Stored records
*****

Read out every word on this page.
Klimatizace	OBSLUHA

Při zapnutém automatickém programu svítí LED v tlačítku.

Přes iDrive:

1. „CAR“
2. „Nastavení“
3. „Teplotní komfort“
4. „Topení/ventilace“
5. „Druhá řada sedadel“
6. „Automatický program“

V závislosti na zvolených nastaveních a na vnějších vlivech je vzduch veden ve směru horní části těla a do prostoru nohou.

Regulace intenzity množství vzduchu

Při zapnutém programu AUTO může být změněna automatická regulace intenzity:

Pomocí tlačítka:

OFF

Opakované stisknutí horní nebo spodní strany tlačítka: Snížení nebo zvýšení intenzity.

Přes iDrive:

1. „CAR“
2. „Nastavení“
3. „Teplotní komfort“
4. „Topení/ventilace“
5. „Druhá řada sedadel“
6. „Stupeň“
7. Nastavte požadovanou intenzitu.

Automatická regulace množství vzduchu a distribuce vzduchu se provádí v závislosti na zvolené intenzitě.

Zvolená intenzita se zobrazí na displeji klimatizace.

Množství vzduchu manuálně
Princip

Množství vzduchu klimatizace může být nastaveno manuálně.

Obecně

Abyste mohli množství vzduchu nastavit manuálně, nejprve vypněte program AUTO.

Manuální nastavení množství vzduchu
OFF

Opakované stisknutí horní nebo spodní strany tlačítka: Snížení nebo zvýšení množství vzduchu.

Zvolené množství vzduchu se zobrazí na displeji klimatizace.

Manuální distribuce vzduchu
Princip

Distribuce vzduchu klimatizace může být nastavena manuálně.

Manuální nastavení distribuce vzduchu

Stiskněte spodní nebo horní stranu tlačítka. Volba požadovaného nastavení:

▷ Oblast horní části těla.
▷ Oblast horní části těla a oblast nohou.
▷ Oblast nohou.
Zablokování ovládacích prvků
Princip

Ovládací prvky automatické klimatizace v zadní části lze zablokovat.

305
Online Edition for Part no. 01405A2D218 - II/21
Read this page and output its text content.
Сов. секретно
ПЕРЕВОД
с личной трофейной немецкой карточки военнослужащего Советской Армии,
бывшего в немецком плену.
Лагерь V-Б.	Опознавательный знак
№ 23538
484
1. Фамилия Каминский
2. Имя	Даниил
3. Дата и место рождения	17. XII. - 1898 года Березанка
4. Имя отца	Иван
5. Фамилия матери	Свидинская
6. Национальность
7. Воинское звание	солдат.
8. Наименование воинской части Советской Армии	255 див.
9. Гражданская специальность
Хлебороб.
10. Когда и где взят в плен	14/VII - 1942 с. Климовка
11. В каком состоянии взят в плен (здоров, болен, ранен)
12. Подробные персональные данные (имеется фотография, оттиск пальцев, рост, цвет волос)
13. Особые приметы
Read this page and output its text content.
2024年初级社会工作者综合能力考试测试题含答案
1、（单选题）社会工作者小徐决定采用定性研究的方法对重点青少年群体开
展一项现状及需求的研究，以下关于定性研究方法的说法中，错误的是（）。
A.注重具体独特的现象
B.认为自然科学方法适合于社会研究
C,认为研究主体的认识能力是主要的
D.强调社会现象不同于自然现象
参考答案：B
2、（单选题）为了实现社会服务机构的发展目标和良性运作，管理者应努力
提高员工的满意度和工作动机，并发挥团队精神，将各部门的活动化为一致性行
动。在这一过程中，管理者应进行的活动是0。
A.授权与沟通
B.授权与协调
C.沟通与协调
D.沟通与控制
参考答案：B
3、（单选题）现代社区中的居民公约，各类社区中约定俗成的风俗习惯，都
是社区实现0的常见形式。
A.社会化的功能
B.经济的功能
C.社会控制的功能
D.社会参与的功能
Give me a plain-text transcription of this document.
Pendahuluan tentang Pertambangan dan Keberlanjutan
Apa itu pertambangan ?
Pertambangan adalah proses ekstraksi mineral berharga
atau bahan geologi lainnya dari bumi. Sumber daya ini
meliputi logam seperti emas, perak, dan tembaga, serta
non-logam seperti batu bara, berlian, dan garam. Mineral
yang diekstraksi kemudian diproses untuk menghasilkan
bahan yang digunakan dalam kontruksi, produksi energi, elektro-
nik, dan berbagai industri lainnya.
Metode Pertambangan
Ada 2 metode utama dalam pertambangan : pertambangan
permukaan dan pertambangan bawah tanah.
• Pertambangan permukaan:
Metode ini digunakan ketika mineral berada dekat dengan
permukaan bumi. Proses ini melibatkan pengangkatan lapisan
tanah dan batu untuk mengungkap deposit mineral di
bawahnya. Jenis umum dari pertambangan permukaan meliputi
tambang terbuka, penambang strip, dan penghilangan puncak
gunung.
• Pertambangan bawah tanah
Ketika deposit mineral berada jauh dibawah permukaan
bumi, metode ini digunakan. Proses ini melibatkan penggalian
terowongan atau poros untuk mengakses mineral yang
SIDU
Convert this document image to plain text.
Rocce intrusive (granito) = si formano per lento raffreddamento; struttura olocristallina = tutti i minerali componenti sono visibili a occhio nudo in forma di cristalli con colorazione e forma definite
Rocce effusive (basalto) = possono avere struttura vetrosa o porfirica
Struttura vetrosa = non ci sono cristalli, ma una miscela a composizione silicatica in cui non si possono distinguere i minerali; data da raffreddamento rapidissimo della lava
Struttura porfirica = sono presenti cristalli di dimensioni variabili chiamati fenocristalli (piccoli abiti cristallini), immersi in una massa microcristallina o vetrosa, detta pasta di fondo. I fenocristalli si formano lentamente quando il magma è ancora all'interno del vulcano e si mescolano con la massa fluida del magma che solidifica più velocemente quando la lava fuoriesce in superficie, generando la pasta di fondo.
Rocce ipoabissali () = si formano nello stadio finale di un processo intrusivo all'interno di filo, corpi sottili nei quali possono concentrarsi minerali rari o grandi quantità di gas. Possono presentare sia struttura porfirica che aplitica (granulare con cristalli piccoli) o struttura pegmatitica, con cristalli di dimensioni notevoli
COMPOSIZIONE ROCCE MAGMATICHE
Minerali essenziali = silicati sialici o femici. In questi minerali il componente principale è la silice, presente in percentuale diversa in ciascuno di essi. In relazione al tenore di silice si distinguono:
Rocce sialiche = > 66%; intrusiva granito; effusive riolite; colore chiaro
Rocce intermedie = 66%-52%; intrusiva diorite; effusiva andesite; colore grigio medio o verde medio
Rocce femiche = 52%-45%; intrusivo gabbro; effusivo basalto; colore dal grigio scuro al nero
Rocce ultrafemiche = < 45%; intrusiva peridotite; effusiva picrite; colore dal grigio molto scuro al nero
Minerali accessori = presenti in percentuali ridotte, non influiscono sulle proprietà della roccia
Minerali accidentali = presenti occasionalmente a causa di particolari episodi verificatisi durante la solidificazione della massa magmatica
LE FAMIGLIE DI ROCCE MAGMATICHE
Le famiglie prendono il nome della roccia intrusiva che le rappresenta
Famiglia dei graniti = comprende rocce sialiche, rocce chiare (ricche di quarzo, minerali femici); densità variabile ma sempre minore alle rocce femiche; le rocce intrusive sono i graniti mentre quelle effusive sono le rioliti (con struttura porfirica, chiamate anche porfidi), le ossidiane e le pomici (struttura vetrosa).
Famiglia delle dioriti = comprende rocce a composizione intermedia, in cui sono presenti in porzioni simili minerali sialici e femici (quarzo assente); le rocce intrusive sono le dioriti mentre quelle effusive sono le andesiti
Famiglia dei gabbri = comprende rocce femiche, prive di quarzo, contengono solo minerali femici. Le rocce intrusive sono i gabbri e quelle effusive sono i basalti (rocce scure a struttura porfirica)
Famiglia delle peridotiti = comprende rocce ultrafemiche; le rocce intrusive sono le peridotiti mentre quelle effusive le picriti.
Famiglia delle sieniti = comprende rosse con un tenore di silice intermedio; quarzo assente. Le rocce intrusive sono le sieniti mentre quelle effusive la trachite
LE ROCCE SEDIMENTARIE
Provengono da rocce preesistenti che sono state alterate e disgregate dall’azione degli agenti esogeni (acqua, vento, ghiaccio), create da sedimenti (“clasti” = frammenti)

*****

• The problem: Using the data above, copy each line that contains "permukaan".

• Completed task:
permukaan dan pertambangan bawah tanah.
• Pertambangan permukaan:
permukaan bumi. Proses ini melibatkan pengangkatan lapisan
bawahnya. Jenis umum dari pertambangan permukaan meliputi
Ketika deposit mineral berada jauh dibawah permukaan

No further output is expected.